- _GIVEN PROBLEM_
Find every line with the word "name" and report how many there are, without any other text.

- _A run of records_
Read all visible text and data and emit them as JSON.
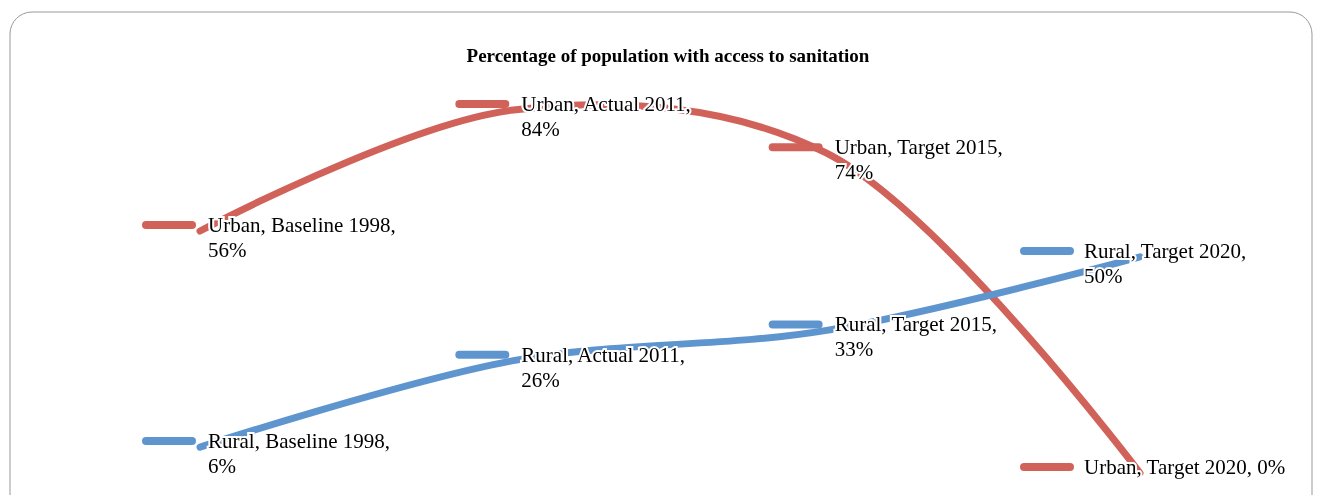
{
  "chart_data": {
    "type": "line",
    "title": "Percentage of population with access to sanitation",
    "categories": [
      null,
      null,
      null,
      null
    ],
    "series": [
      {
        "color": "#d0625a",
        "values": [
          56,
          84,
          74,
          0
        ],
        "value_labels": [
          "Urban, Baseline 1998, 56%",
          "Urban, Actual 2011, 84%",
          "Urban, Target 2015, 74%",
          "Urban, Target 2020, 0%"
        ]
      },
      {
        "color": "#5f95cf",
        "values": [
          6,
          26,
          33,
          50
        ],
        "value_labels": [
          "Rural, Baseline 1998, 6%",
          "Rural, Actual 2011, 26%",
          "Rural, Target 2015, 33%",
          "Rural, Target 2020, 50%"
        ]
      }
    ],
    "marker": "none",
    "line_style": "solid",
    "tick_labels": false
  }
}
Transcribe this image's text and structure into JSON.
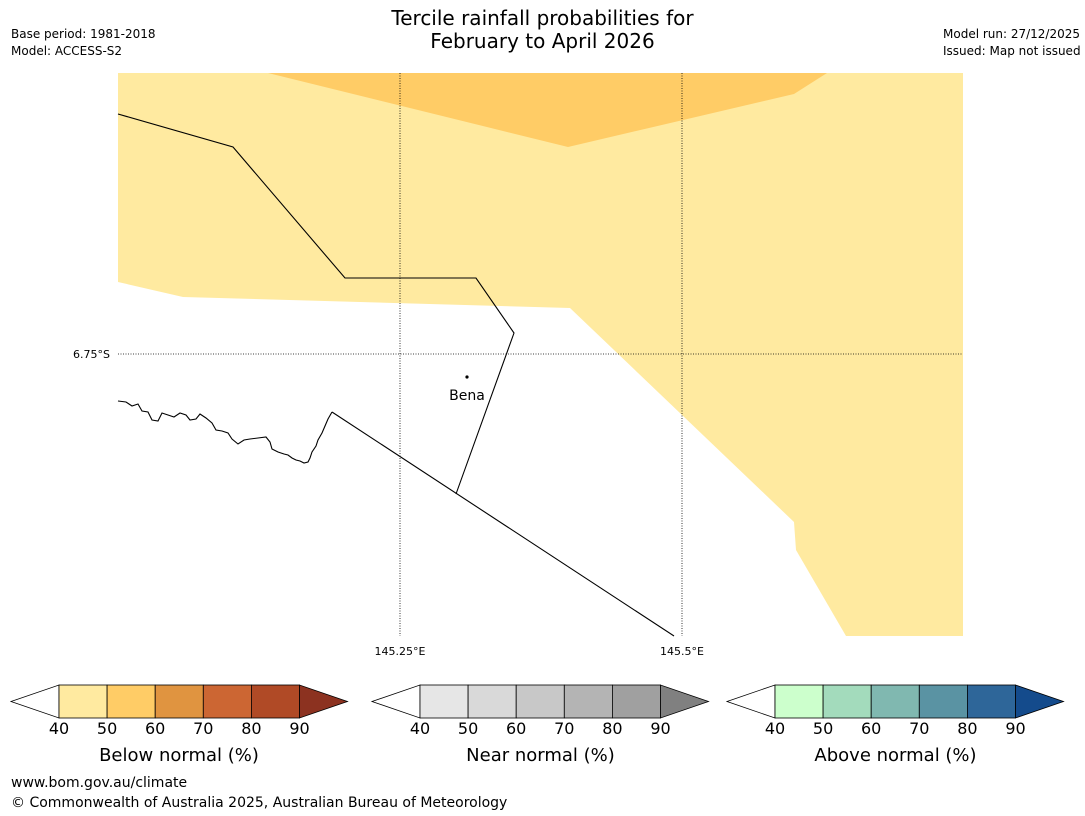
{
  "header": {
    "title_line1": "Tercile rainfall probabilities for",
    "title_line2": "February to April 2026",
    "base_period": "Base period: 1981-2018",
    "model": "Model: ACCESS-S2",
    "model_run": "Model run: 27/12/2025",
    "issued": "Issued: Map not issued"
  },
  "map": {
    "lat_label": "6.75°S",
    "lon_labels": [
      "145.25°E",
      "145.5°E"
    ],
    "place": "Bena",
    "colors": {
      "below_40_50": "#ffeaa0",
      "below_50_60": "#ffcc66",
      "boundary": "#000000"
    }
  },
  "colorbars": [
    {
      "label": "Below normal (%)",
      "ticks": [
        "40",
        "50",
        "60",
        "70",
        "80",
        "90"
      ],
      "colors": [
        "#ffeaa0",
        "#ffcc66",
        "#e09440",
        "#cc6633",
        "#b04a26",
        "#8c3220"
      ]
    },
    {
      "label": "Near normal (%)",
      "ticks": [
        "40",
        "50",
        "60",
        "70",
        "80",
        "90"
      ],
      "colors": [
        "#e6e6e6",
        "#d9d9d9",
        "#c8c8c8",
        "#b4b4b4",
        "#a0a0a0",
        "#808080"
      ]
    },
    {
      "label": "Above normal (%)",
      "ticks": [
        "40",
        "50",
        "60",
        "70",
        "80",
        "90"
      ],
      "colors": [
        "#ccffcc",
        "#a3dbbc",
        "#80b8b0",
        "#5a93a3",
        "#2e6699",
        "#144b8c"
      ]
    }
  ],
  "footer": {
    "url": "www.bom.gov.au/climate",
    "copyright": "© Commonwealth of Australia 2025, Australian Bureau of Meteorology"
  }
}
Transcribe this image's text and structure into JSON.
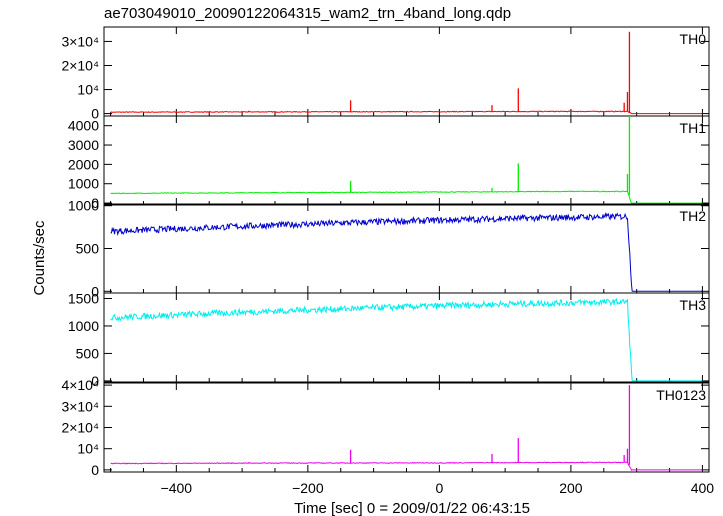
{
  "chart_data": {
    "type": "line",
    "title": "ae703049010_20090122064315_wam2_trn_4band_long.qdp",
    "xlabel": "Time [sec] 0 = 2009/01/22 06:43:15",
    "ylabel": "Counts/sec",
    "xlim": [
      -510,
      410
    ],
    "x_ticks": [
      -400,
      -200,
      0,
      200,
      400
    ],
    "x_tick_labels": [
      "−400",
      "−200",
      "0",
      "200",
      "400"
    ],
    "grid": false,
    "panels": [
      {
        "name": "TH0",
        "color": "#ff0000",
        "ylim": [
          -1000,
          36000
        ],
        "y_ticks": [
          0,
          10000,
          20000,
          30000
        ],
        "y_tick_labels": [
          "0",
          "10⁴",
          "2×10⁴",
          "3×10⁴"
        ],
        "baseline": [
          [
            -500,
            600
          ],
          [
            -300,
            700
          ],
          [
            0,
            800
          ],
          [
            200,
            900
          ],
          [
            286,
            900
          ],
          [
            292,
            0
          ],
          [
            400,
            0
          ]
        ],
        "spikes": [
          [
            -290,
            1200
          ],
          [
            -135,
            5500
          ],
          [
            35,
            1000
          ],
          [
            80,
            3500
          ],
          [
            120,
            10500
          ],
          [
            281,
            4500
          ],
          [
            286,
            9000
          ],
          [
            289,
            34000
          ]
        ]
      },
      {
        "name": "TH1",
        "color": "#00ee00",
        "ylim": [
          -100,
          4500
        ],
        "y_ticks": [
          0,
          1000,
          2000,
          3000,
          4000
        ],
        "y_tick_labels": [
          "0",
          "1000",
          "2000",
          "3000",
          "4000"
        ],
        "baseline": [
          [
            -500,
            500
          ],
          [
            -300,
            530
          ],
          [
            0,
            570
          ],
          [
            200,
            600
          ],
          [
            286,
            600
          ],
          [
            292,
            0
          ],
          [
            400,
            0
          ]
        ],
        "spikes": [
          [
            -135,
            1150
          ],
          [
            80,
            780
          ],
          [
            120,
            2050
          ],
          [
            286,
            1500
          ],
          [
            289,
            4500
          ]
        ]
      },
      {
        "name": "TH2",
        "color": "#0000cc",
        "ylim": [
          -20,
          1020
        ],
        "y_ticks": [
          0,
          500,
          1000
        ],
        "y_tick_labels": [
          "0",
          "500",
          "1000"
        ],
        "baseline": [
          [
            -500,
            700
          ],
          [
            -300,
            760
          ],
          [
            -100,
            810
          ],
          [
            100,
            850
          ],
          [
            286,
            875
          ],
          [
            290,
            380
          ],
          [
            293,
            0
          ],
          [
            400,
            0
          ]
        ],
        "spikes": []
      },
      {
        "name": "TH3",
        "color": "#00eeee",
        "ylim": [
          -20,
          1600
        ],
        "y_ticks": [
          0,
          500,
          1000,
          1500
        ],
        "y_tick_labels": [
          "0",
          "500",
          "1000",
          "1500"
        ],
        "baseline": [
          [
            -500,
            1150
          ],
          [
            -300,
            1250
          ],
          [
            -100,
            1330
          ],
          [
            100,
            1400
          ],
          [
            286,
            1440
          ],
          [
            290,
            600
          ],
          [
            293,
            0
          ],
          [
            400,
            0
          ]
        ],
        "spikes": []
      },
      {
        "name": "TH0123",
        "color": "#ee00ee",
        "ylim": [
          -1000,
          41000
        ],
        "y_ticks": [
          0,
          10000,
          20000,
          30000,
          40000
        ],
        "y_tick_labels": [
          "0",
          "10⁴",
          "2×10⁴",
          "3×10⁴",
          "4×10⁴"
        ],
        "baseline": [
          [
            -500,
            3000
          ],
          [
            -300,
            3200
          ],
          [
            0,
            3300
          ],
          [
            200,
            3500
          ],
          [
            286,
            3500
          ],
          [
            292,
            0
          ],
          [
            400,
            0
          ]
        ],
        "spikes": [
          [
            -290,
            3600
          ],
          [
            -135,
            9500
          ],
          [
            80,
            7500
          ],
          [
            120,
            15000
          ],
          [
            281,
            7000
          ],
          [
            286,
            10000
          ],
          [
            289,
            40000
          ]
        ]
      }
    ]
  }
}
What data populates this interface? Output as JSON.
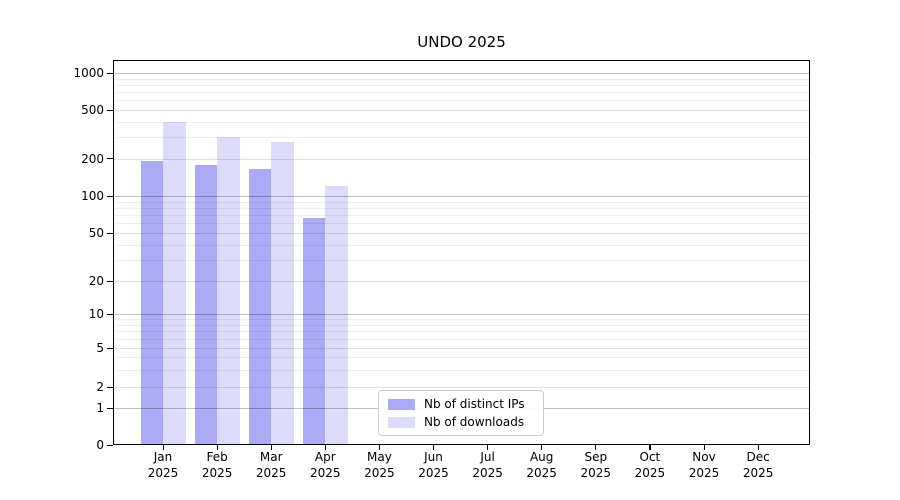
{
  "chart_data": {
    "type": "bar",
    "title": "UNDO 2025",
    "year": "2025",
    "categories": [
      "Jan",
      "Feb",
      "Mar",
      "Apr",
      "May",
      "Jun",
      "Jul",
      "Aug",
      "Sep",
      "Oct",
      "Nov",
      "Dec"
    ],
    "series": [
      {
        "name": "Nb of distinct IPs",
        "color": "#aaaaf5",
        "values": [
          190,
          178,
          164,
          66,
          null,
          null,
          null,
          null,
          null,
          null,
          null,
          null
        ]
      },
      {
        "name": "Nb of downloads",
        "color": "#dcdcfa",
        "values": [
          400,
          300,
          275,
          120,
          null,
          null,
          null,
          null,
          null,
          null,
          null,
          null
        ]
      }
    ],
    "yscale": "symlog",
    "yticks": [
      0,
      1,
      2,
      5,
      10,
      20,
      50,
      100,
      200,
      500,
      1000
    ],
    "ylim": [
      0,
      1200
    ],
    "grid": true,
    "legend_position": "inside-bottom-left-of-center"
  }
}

- _TASK RESPONSE_
7